> **Problem to work on**
Check every line of the material below for "tomatoes". Give the number of lines that have it, and only that.

──────

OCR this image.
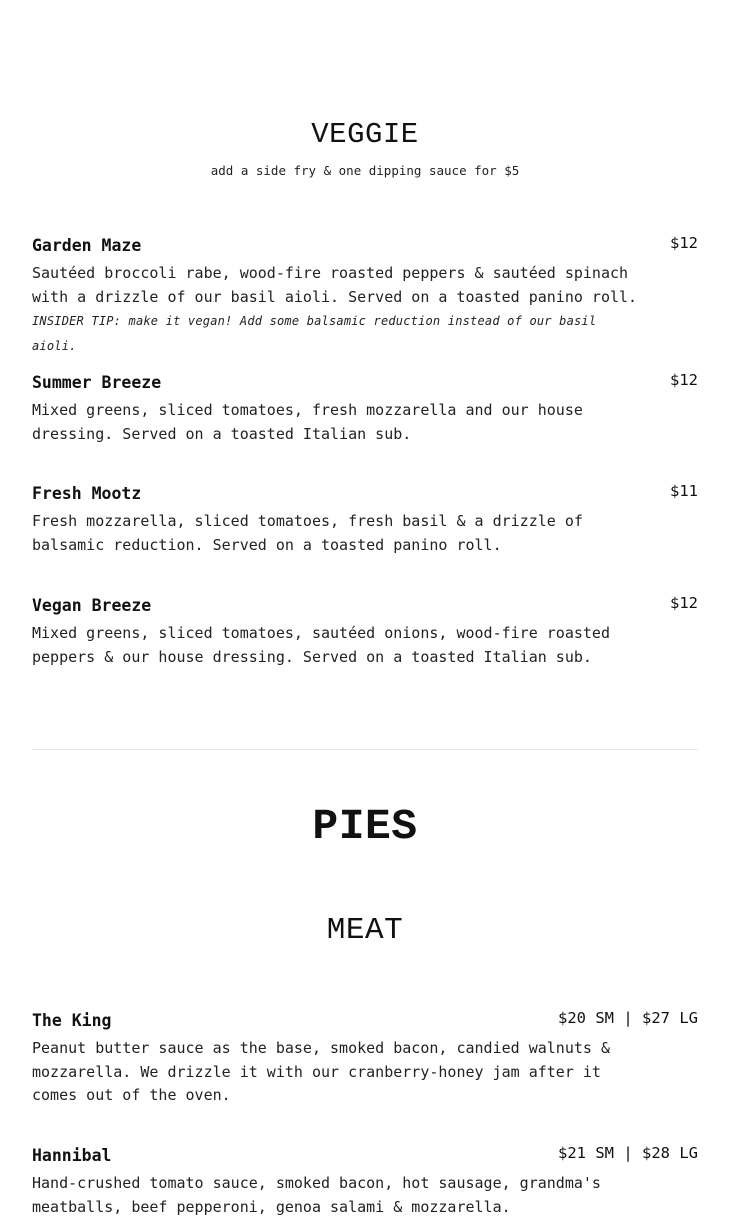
VEGGIE

add a side fry & one dipping sauce for $5

Garden Maze	$12

Sautéed broccoli rabe, wood-fire roasted peppers & sautéed spinach with a drizzle of our basil aioli. Served on a toasted panino roll. INSIDER TIP: make it vegan! Add some balsamic reduction instead of our basil aioli.

Summer Breeze	$12

Mixed greens, sliced tomatoes, fresh mozzarella and our house dressing. Served on a toasted Italian sub.

Fresh Mootz	$11

Fresh mozzarella, sliced tomatoes, fresh basil & a drizzle of balsamic reduction. Served on a toasted panino roll.

Vegan Breeze	$12

Mixed greens, sliced tomatoes, sautéed onions, wood-fire roasted peppers & our house dressing. Served on a toasted Italian sub.

PIES
MEAT
The King	$20 SM | $27 LG

Peanut butter sauce as the base, smoked bacon, candied walnuts & mozzarella. We drizzle it with our cranberry-honey jam after it comes out of the oven.

Hannibal	$21 SM | $28 LG

Hand-crushed tomato sauce, smoked bacon, hot sausage, grandma's meatballs, beef pepperoni, genoa salami & mozzarella.
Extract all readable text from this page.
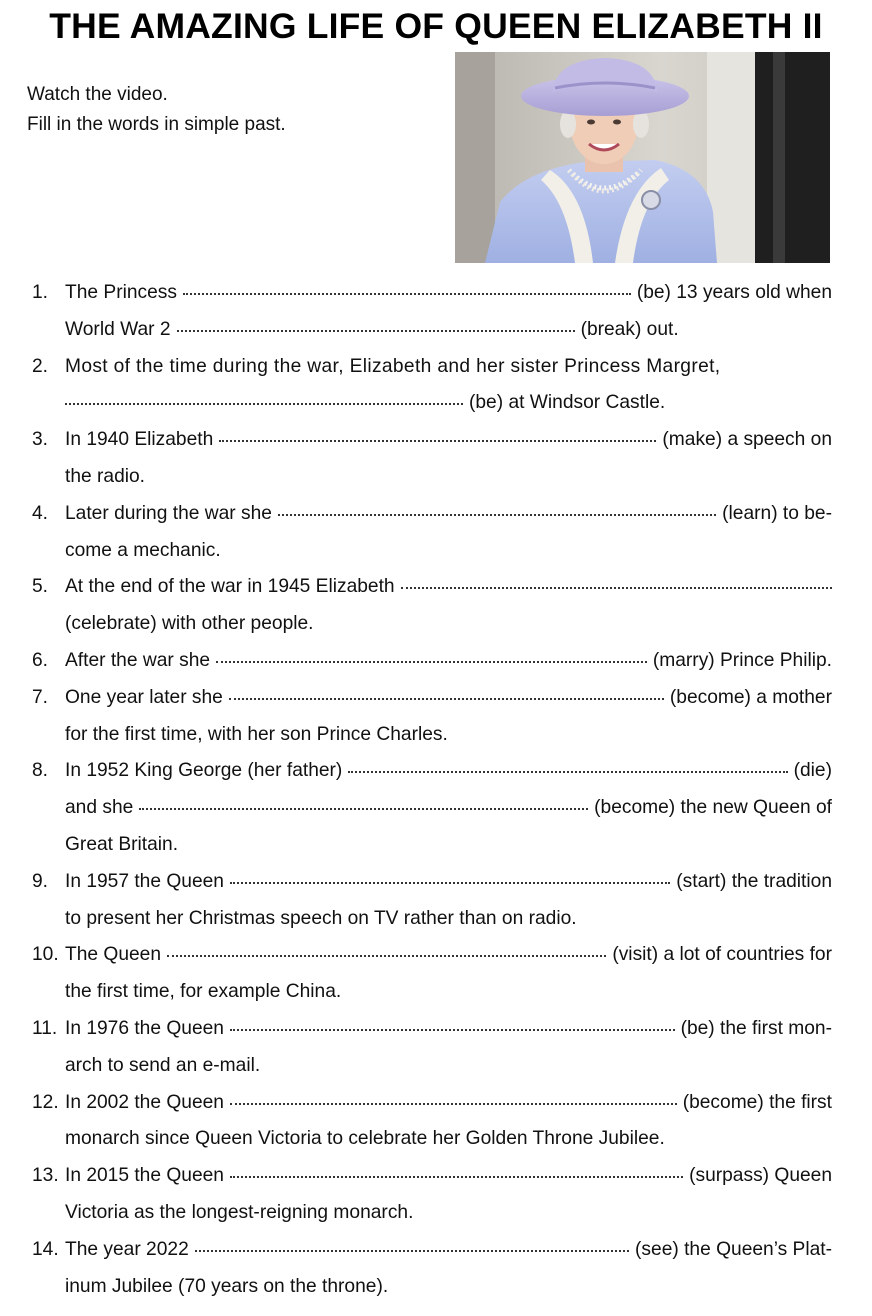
THE AMAZING LIFE OF QUEEN ELIZABETH II
Watch the video.
Fill in the words in simple past.
1. The Princess	(be) 13 years old when
World War 2	(break) out.
2. Most of the time during the war, Elizabeth and her sister Princess Margret,
(be) at Windsor Castle.
3. In 1940 Elizabeth	(make) a speech on
the radio.
4. Later during the war she	(learn) to be-
come a mechanic.
5. At the end of the war in 1945 Elizabeth
(celebrate) with other people.
6. After the war she	(marry) Prince Philip.
7. One year later she	(become) a mother
for the first time, with her son Prince Charles.
8. In 1952 King George (her father)	(die)
and she	(become) the new Queen of
Great Britain.
9. In 1957 the Queen	(start) the tradition
to present her Christmas speech on TV rather than on radio.
10. The Queen	(visit) a lot of countries for
the first time, for example China.
11. In 1976 the Queen	(be) the first mon-
arch to send an e-mail.
12. In 2002 the Queen	(become) the first
monarch since Queen Victoria to celebrate her Golden Throne Jubilee.
13. In 2015 the Queen	(surpass) Queen
Victoria as the longest-reigning monarch.
14. The year 2022	(see) the Queen’s Plat-
inum Jubilee (70 years on the throne).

──────

> **Task answer**
3